**TO DO:**
Repeat, without any change, the entries presented below.

>> Start

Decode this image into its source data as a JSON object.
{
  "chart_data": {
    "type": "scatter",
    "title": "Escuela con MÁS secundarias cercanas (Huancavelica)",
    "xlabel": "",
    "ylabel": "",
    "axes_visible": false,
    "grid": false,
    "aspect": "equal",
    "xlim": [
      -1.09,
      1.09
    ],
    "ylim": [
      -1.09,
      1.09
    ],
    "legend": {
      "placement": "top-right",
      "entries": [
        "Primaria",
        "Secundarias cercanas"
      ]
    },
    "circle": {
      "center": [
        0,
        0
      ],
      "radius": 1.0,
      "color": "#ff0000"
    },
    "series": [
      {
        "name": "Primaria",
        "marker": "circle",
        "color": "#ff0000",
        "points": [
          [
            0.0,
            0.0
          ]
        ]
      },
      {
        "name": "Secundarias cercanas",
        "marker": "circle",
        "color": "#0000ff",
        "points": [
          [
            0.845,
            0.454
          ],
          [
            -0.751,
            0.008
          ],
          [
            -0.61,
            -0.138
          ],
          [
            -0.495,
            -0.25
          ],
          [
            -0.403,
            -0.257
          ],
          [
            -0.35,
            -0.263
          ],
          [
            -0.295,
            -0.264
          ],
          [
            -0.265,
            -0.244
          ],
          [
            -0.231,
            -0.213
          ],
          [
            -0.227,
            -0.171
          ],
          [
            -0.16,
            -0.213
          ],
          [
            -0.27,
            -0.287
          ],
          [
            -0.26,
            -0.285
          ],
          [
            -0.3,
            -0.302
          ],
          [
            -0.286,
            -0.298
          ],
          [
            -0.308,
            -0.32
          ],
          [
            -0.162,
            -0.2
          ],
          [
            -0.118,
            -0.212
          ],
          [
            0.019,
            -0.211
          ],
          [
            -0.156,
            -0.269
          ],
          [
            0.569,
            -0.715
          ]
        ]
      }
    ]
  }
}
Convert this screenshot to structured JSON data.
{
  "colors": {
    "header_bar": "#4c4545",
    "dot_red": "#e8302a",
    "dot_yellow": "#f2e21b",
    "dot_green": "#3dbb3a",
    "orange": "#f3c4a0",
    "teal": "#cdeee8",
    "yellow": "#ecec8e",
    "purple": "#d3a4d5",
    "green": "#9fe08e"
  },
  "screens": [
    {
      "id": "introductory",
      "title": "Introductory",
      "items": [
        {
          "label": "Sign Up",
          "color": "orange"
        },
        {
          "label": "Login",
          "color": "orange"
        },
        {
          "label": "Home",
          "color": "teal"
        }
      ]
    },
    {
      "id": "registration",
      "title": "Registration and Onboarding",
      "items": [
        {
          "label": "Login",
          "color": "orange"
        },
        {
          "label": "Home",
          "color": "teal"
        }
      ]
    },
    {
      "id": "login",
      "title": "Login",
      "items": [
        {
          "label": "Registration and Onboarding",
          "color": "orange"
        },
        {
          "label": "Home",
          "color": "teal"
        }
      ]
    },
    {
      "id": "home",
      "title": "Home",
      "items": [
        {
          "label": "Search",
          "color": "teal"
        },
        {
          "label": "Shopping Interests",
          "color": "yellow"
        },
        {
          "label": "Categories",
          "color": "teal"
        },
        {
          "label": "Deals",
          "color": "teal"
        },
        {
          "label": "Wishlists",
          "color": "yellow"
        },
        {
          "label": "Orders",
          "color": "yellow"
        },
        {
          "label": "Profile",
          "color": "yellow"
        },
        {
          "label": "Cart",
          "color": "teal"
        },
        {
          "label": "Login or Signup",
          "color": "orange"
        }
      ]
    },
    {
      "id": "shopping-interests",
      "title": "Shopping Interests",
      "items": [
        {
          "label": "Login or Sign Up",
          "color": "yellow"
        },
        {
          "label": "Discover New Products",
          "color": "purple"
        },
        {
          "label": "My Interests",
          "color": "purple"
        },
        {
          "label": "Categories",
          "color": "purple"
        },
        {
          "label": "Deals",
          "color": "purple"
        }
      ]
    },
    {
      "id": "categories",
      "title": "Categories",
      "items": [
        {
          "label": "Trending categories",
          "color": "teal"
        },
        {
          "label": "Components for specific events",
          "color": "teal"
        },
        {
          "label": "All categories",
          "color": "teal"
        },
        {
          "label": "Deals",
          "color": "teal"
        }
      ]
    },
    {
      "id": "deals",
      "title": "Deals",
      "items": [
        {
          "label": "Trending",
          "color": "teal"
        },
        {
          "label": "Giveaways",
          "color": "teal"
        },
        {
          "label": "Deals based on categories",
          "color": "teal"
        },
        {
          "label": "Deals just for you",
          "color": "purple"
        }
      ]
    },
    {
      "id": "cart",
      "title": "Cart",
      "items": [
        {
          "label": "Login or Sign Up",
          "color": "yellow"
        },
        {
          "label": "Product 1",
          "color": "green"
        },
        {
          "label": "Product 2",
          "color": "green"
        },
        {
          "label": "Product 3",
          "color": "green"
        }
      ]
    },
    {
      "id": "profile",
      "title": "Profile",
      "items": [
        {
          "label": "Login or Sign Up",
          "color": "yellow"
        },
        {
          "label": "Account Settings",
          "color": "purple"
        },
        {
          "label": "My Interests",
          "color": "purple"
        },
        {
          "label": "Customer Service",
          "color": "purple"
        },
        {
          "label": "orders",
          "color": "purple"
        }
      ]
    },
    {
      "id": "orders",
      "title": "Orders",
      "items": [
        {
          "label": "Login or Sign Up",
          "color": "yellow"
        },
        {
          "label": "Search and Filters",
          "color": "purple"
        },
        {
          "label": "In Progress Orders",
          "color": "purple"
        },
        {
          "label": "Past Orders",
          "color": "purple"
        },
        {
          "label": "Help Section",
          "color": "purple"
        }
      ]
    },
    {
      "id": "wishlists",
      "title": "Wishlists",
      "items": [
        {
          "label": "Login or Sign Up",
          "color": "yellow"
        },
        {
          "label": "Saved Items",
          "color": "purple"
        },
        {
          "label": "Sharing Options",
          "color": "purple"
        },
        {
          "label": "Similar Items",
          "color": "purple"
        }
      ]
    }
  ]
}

>> End

**TASK RESPONSE:**
Decode this image into its source data as a JSON object.
{
  "chart_data": {
    "type": "scatter",
    "title": "Escuela con MÁS secundarias cercanas (Huancavelica)",
    "xlabel": "",
    "ylabel": "",
    "axes_visible": false,
    "grid": false,
    "aspect": "equal",
    "xlim": [
      -1.09,
      1.09
    ],
    "ylim": [
      -1.09,
      1.09
    ],
    "legend": {
      "placement": "top-right",
      "entries": [
        "Primaria",
        "Secundarias cercanas"
      ]
    },
    "circle": {
      "center": [
        0,
        0
      ],
      "radius": 1.0,
      "color": "#ff0000"
    },
    "series": [
      {
        "name": "Primaria",
        "marker": "circle",
        "color": "#ff0000",
        "points": [
          [
            0.0,
            0.0
          ]
        ]
      },
      {
        "name": "Secundarias cercanas",
        "marker": "circle",
        "color": "#0000ff",
        "points": [
          [
            0.845,
            0.454
          ],
          [
            -0.751,
            0.008
          ],
          [
            -0.61,
            -0.138
          ],
          [
            -0.495,
            -0.25
          ],
          [
            -0.403,
            -0.257
          ],
          [
            -0.35,
            -0.263
          ],
          [
            -0.295,
            -0.264
          ],
          [
            -0.265,
            -0.244
          ],
          [
            -0.231,
            -0.213
          ],
          [
            -0.227,
            -0.171
          ],
          [
            -0.16,
            -0.213
          ],
          [
            -0.27,
            -0.287
          ],
          [
            -0.26,
            -0.285
          ],
          [
            -0.3,
            -0.302
          ],
          [
            -0.286,
            -0.298
          ],
          [
            -0.308,
            -0.32
          ],
          [
            -0.162,
            -0.2
          ],
          [
            -0.118,
            -0.212
          ],
          [
            0.019,
            -0.211
          ],
          [
            -0.156,
            -0.269
          ],
          [
            0.569,
            -0.715
          ]
        ]
      }
    ]
  }
}
Convert this screenshot to structured JSON data.
{
  "colors": {
    "header_bar": "#4c4545",
    "dot_red": "#e8302a",
    "dot_yellow": "#f2e21b",
    "dot_green": "#3dbb3a",
    "orange": "#f3c4a0",
    "teal": "#cdeee8",
    "yellow": "#ecec8e",
    "purple": "#d3a4d5",
    "green": "#9fe08e"
  },
  "screens": [
    {
      "id": "introductory",
      "title": "Introductory",
      "items": [
        {
          "label": "Sign Up",
          "color": "orange"
        },
        {
          "label": "Login",
          "color": "orange"
        },
        {
          "label": "Home",
          "color": "teal"
        }
      ]
    },
    {
      "id": "registration",
      "title": "Registration and Onboarding",
      "items": [
        {
          "label": "Login",
          "color": "orange"
        },
        {
          "label": "Home",
          "color": "teal"
        }
      ]
    },
    {
      "id": "login",
      "title": "Login",
      "items": [
        {
          "label": "Registration and Onboarding",
          "color": "orange"
        },
        {
          "label": "Home",
          "color": "teal"
        }
      ]
    },
    {
      "id": "home",
      "title": "Home",
      "items": [
        {
          "label": "Search",
          "color": "teal"
        },
        {
          "label": "Shopping Interests",
          "color": "yellow"
        },
        {
          "label": "Categories",
          "color": "teal"
        },
        {
          "label": "Deals",
          "color": "teal"
        },
        {
          "label": "Wishlists",
          "color": "yellow"
        },
        {
          "label": "Orders",
          "color": "yellow"
        },
        {
          "label": "Profile",
          "color": "yellow"
        },
        {
          "label": "Cart",
          "color": "teal"
        },
        {
          "label": "Login or Signup",
          "color": "orange"
        }
      ]
    },
    {
      "id": "shopping-interests",
      "title": "Shopping Interests",
      "items": [
        {
          "label": "Login or Sign Up",
          "color": "yellow"
        },
        {
          "label": "Discover New Products",
          "color": "purple"
        },
        {
          "label": "My Interests",
          "color": "purple"
        },
        {
          "label": "Categories",
          "color": "purple"
        },
        {
          "label": "Deals",
          "color": "purple"
        }
      ]
    },
    {
      "id": "categories",
      "title": "Categories",
      "items": [
        {
          "label": "Trending categories",
          "color": "teal"
        },
        {
          "label": "Components for specific events",
          "color": "teal"
        },
        {
          "label": "All categories",
          "color": "teal"
        },
        {
          "label": "Deals",
          "color": "teal"
        }
      ]
    },
    {
      "id": "deals",
      "title": "Deals",
      "items": [
        {
          "label": "Trending",
          "color": "teal"
        },
        {
          "label": "Giveaways",
          "color": "teal"
        },
        {
          "label": "Deals based on categories",
          "color": "teal"
        },
        {
          "label": "Deals just for you",
          "color": "purple"
        }
      ]
    },
    {
      "id": "cart",
      "title": "Cart",
      "items": [
        {
          "label": "Login or Sign Up",
          "color": "yellow"
        },
        {
          "label": "Product 1",
          "color": "green"
        },
        {
          "label": "Product 2",
          "color": "green"
        },
        {
          "label": "Product 3",
          "color": "green"
        }
      ]
    },
    {
      "id": "profile",
      "title": "Profile",
      "items": [
        {
          "label": "Login or Sign Up",
          "color": "yellow"
        },
        {
          "label": "Account Settings",
          "color": "purple"
        },
        {
          "label": "My Interests",
          "color": "purple"
        },
        {
          "label": "Customer Service",
          "color": "purple"
        },
        {
          "label": "orders",
          "color": "purple"
        }
      ]
    },
    {
      "id": "orders",
      "title": "Orders",
      "items": [
        {
          "label": "Login or Sign Up",
          "color": "yellow"
        },
        {
          "label": "Search and Filters",
          "color": "purple"
        },
        {
          "label": "In Progress Orders",
          "color": "purple"
        },
        {
          "label": "Past Orders",
          "color": "purple"
        },
        {
          "label": "Help Section",
          "color": "purple"
        }
      ]
    },
    {
      "id": "wishlists",
      "title": "Wishlists",
      "items": [
        {
          "label": "Login or Sign Up",
          "color": "yellow"
        },
        {
          "label": "Saved Items",
          "color": "purple"
        },
        {
          "label": "Sharing Options",
          "color": "purple"
        },
        {
          "label": "Similar Items",
          "color": "purple"
        }
      ]
    }
  ]
}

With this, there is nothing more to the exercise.